# WORK ITEM
Read the records and gather each line that includes "περιοχές".

═════ DATASET RECORDS ═════

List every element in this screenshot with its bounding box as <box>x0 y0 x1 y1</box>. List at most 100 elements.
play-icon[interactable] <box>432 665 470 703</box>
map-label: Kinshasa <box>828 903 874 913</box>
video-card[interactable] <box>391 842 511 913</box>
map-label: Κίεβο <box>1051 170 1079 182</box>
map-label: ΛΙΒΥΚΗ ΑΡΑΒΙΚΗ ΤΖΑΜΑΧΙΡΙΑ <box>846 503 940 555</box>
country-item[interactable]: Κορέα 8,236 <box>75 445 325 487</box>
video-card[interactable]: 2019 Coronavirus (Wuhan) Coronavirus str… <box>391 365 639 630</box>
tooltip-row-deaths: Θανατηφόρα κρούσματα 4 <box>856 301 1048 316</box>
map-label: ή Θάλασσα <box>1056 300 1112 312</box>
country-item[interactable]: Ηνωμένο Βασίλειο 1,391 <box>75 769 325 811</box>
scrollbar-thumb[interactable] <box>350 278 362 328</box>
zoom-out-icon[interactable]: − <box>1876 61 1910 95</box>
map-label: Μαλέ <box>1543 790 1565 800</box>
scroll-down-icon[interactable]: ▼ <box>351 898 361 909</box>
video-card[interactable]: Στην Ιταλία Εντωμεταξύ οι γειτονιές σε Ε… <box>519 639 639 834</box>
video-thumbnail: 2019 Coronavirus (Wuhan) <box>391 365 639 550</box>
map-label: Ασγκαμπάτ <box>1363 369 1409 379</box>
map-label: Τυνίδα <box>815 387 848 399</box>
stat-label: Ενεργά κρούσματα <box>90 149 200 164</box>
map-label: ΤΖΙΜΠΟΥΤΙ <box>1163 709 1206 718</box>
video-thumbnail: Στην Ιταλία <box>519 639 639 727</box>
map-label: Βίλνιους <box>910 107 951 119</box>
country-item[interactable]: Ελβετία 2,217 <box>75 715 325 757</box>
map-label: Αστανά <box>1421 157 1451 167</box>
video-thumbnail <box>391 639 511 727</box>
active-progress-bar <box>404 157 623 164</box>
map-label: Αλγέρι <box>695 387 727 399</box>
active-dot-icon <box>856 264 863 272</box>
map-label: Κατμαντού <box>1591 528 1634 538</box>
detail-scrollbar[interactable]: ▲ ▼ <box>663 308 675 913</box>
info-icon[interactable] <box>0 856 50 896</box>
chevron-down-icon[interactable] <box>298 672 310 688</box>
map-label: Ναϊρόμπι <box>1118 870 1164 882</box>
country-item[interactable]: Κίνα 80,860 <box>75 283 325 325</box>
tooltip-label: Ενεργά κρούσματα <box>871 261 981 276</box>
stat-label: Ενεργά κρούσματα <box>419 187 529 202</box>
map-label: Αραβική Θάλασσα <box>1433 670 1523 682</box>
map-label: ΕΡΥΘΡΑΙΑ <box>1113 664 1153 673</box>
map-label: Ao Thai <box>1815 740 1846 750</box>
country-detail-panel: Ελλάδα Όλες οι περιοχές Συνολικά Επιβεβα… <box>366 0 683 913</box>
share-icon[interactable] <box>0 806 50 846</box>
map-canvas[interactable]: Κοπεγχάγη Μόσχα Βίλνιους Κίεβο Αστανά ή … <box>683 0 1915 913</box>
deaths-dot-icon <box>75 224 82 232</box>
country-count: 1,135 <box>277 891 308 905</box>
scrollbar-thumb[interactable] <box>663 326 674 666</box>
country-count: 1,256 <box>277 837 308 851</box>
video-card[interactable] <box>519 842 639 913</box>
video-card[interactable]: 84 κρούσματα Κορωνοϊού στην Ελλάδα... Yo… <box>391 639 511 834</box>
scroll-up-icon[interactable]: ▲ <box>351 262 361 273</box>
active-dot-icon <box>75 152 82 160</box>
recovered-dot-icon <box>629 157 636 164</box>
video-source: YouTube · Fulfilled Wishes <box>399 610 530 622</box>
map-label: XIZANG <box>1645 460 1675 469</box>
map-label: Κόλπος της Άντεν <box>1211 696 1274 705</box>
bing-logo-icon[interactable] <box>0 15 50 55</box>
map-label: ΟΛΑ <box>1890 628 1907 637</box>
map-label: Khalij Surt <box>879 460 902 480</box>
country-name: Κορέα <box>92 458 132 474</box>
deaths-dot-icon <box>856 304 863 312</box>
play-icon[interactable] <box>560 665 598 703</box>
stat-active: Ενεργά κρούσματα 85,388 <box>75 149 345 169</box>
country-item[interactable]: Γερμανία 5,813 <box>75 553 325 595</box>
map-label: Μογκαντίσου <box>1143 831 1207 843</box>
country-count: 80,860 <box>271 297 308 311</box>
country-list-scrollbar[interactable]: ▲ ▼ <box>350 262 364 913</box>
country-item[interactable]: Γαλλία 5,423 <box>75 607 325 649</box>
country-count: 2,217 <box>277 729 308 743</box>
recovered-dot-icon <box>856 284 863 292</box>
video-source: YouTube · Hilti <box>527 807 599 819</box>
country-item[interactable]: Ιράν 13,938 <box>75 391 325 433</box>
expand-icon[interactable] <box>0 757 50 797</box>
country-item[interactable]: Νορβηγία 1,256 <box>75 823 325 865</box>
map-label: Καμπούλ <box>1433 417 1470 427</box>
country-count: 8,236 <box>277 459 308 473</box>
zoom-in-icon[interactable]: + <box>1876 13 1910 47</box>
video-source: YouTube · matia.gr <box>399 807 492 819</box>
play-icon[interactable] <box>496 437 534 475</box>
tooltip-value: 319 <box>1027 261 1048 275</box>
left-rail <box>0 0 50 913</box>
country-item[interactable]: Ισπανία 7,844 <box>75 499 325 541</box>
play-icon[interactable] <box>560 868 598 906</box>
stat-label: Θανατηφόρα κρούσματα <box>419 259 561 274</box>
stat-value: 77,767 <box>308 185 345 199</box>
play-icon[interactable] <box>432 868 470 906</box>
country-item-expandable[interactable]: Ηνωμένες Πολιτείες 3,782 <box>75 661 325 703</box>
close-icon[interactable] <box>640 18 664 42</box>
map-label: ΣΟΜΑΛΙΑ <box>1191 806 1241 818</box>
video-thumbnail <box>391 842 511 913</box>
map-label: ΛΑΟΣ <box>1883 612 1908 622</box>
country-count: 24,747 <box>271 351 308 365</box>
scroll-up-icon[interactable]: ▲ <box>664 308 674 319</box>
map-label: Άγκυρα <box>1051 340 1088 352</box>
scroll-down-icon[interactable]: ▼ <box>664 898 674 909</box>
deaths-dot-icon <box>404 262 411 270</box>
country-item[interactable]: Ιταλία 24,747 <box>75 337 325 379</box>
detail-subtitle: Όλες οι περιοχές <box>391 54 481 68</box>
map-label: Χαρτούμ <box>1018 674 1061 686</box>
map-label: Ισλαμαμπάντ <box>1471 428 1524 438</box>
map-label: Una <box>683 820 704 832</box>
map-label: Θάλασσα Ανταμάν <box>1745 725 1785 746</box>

═════

# ANSWER BELOW
country-detail-panel: Ελλάδα Όλες οι περιοχές Συνολικά Επιβεβα… <box>366 0 683 913</box>
detail-subtitle: Όλες οι περιοχές <box>391 54 481 68</box>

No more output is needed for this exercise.